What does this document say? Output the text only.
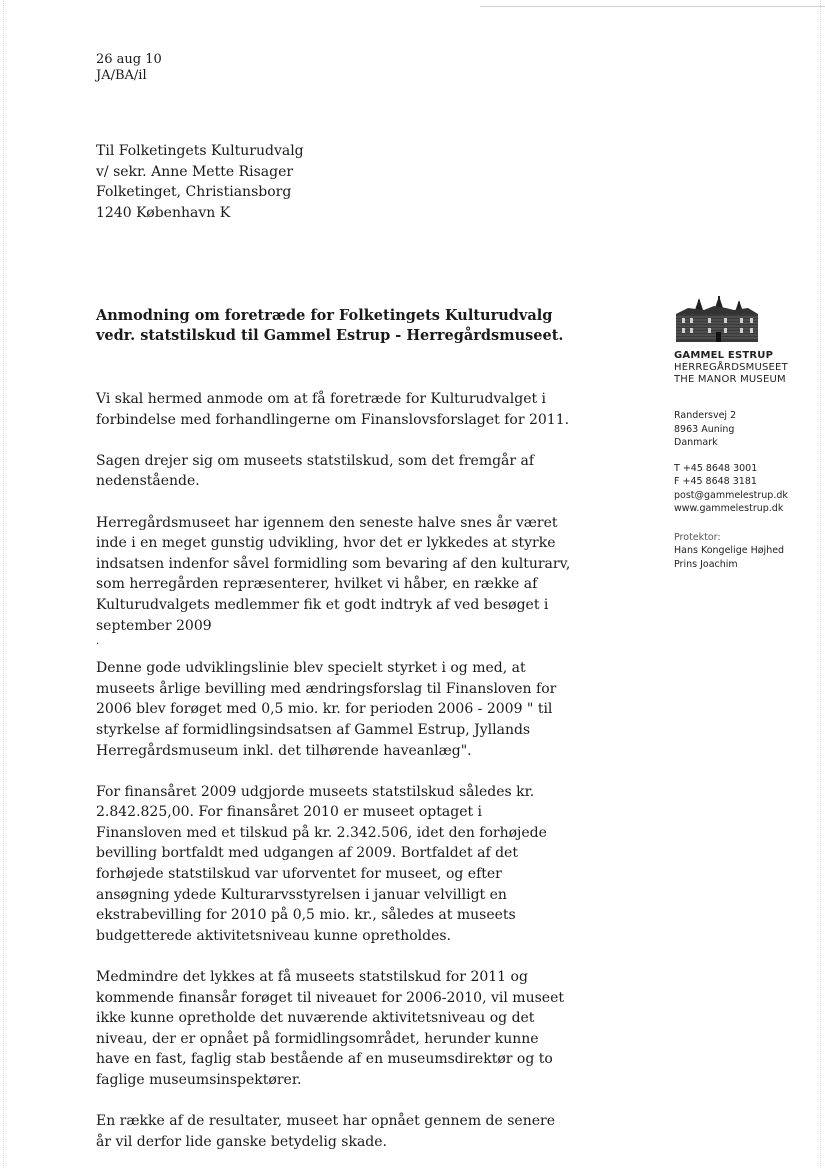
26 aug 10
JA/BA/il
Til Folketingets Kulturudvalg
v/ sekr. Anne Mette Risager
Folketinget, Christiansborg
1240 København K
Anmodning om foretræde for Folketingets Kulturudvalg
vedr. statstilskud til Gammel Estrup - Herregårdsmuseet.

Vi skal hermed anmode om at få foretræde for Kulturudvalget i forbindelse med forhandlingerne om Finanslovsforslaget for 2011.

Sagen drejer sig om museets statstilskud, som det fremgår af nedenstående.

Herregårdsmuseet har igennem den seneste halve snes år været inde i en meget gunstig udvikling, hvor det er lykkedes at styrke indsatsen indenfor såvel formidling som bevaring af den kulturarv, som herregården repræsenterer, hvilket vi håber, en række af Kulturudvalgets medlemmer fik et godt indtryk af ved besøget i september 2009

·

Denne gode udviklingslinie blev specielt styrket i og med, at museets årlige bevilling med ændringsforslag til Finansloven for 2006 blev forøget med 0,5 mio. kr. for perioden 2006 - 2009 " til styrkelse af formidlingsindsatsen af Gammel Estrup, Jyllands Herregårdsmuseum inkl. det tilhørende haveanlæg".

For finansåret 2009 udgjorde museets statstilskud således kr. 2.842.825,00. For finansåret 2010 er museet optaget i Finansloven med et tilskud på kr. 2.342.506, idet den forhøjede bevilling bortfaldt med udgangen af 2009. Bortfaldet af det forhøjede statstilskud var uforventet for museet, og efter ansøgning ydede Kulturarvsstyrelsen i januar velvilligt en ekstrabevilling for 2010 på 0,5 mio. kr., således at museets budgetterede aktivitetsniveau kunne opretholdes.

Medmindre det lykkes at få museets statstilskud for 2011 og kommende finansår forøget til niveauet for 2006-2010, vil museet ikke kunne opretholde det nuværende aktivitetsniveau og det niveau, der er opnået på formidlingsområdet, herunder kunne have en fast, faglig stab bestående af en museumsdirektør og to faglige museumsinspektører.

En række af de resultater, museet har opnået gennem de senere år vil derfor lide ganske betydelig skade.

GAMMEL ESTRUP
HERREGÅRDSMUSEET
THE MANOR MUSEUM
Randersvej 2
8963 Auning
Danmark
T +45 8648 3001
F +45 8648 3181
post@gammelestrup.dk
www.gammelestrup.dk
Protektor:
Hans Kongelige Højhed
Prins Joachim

OBJECTIVE:
Quote each line of the listing exactly, but leave the pictures out.

ANSWER TO THIS EXERCISE:
What does this document say? Output the text only.
26 aug 10
JA/BA/il
Til Folketingets Kulturudvalg
v/ sekr. Anne Mette Risager
Folketinget, Christiansborg
1240 København K
Anmodning om foretræde for Folketingets Kulturudvalg
vedr. statstilskud til Gammel Estrup - Herregårdsmuseet.

Vi skal hermed anmode om at få foretræde for Kulturudvalget i forbindelse med forhandlingerne om Finanslovsforslaget for 2011.

Sagen drejer sig om museets statstilskud, som det fremgår af nedenstående.

Herregårdsmuseet har igennem den seneste halve snes år været inde i en meget gunstig udvikling, hvor det er lykkedes at styrke indsatsen indenfor såvel formidling som bevaring af den kulturarv, som herregården repræsenterer, hvilket vi håber, en række af Kulturudvalgets medlemmer fik et godt indtryk af ved besøget i september 2009

·

Denne gode udviklingslinie blev specielt styrket i og med, at museets årlige bevilling med ændringsforslag til Finansloven for 2006 blev forøget med 0,5 mio. kr. for perioden 2006 - 2009 " til styrkelse af formidlingsindsatsen af Gammel Estrup, Jyllands Herregårdsmuseum inkl. det tilhørende haveanlæg".

For finansåret 2009 udgjorde museets statstilskud således kr. 2.842.825,00. For finansåret 2010 er museet optaget i Finansloven med et tilskud på kr. 2.342.506, idet den forhøjede bevilling bortfaldt med udgangen af 2009. Bortfaldet af det forhøjede statstilskud var uforventet for museet, og efter ansøgning ydede Kulturarvsstyrelsen i januar velvilligt en ekstrabevilling for 2010 på 0,5 mio. kr., således at museets budgetterede aktivitetsniveau kunne opretholdes.

Medmindre det lykkes at få museets statstilskud for 2011 og kommende finansår forøget til niveauet for 2006-2010, vil museet ikke kunne opretholde det nuværende aktivitetsniveau og det niveau, der er opnået på formidlingsområdet, herunder kunne have en fast, faglig stab bestående af en museumsdirektør og to faglige museumsinspektører.

En række af de resultater, museet har opnået gennem de senere år vil derfor lide ganske betydelig skade.

GAMMEL ESTRUP
HERREGÅRDSMUSEET
THE MANOR MUSEUM
Randersvej 2
8963 Auning
Danmark
T +45 8648 3001
F +45 8648 3181
post@gammelestrup.dk
www.gammelestrup.dk
Protektor:
Hans Kongelige Højhed
Prins Joachim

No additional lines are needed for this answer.